** Begin **
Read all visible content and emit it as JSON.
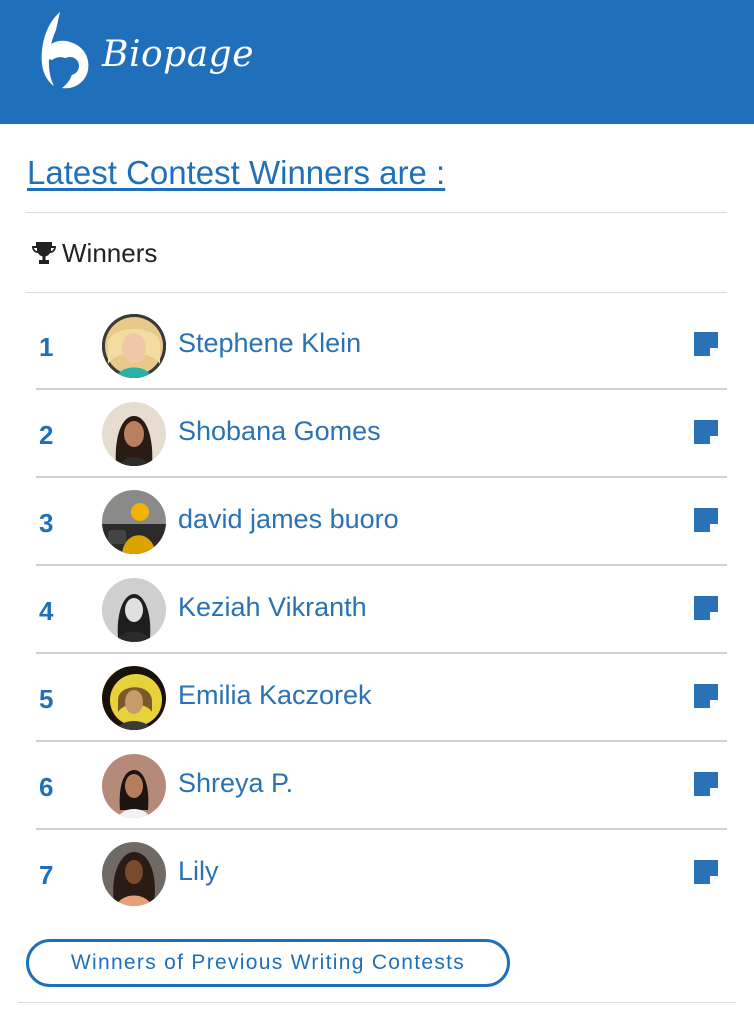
{
  "header": {
    "brand": "Biopage",
    "color": "#1f6fba"
  },
  "title": "Latest Contest Winners are :",
  "winners_section": {
    "icon": "trophy-icon",
    "label": "Winners"
  },
  "winners": [
    {
      "rank": "1",
      "name": "Stephene Klein"
    },
    {
      "rank": "2",
      "name": "Shobana Gomes"
    },
    {
      "rank": "3",
      "name": "david james buoro"
    },
    {
      "rank": "4",
      "name": "Keziah Vikranth"
    },
    {
      "rank": "5",
      "name": "Emilia Kaczorek"
    },
    {
      "rank": "6",
      "name": "Shreya P."
    },
    {
      "rank": "7",
      "name": "Lily"
    }
  ],
  "row_icon": "note-icon",
  "previous_button": "Winners of Previous Writing Contests"
}
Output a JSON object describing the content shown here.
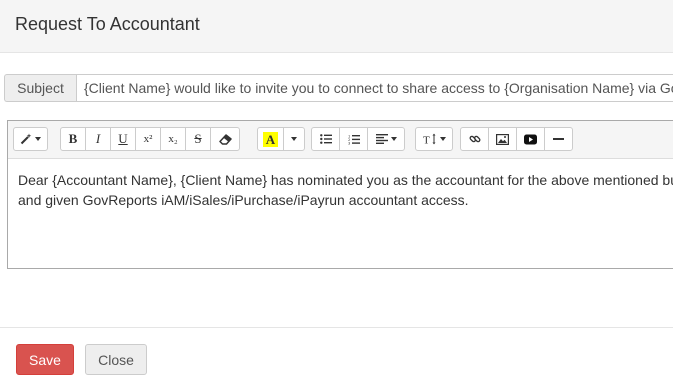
{
  "header": {
    "title": "Request To Accountant"
  },
  "subject": {
    "label": "Subject",
    "value": "{Client Name} would like to invite you to connect to share access to {Organisation Name} via GovReports"
  },
  "toolbar": {
    "style_icon": "magic-wand-icon",
    "bold": "B",
    "italic": "I",
    "underline": "U",
    "superscript": "x²",
    "subscript": "x₂",
    "strikethrough": "S",
    "eraser_icon": "eraser-icon",
    "color_letter": "A",
    "highlight_color": "#ffff00",
    "unordered_list_icon": "unordered-list-icon",
    "ordered_list_icon": "ordered-list-icon",
    "paragraph_icon": "align-left-icon",
    "height_icon": "text-height-icon",
    "link_icon": "link-icon",
    "picture_icon": "picture-icon",
    "video_icon": "video-icon",
    "hr_icon": "horizontal-rule-icon"
  },
  "body": {
    "line1": "Dear {Accountant Name}, {Client Name} has nominated you as the accountant for the above mentioned business",
    "line2": "and given GovReports iAM/iSales/iPurchase/iPayrun accountant access."
  },
  "footer": {
    "save_label": "Save",
    "close_label": "Close"
  },
  "colors": {
    "save": "#d9534f",
    "header_bg": "#f5f5f5",
    "close_bg": "#eeeeee"
  }
}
** End **
Reproduce every entry exactly, but omit each picture.

Read all visible content and emit it as JSON.
{
  "header": {
    "brand": "Biopage",
    "color": "#1f6fba"
  },
  "title": "Latest Contest Winners are :",
  "winners_section": {
    "icon": "trophy-icon",
    "label": "Winners"
  },
  "winners": [
    {
      "rank": "1",
      "name": "Stephene Klein"
    },
    {
      "rank": "2",
      "name": "Shobana Gomes"
    },
    {
      "rank": "3",
      "name": "david james buoro"
    },
    {
      "rank": "4",
      "name": "Keziah Vikranth"
    },
    {
      "rank": "5",
      "name": "Emilia Kaczorek"
    },
    {
      "rank": "6",
      "name": "Shreya P."
    },
    {
      "rank": "7",
      "name": "Lily"
    }
  ],
  "row_icon": "note-icon",
  "previous_button": "Winners of Previous Writing Contests"
}
Output a JSON object describing the content shown here.
{
  "header": {
    "title": "Request To Accountant"
  },
  "subject": {
    "label": "Subject",
    "value": "{Client Name} would like to invite you to connect to share access to {Organisation Name} via GovReports"
  },
  "toolbar": {
    "style_icon": "magic-wand-icon",
    "bold": "B",
    "italic": "I",
    "underline": "U",
    "superscript": "x²",
    "subscript": "x₂",
    "strikethrough": "S",
    "eraser_icon": "eraser-icon",
    "color_letter": "A",
    "highlight_color": "#ffff00",
    "unordered_list_icon": "unordered-list-icon",
    "ordered_list_icon": "ordered-list-icon",
    "paragraph_icon": "align-left-icon",
    "height_icon": "text-height-icon",
    "link_icon": "link-icon",
    "picture_icon": "picture-icon",
    "video_icon": "video-icon",
    "hr_icon": "horizontal-rule-icon"
  },
  "body": {
    "line1": "Dear {Accountant Name}, {Client Name} has nominated you as the accountant for the above mentioned business",
    "line2": "and given GovReports iAM/iSales/iPurchase/iPayrun accountant access."
  },
  "footer": {
    "save_label": "Save",
    "close_label": "Close"
  },
  "colors": {
    "save": "#d9534f",
    "header_bg": "#f5f5f5",
    "close_bg": "#eeeeee"
  }
}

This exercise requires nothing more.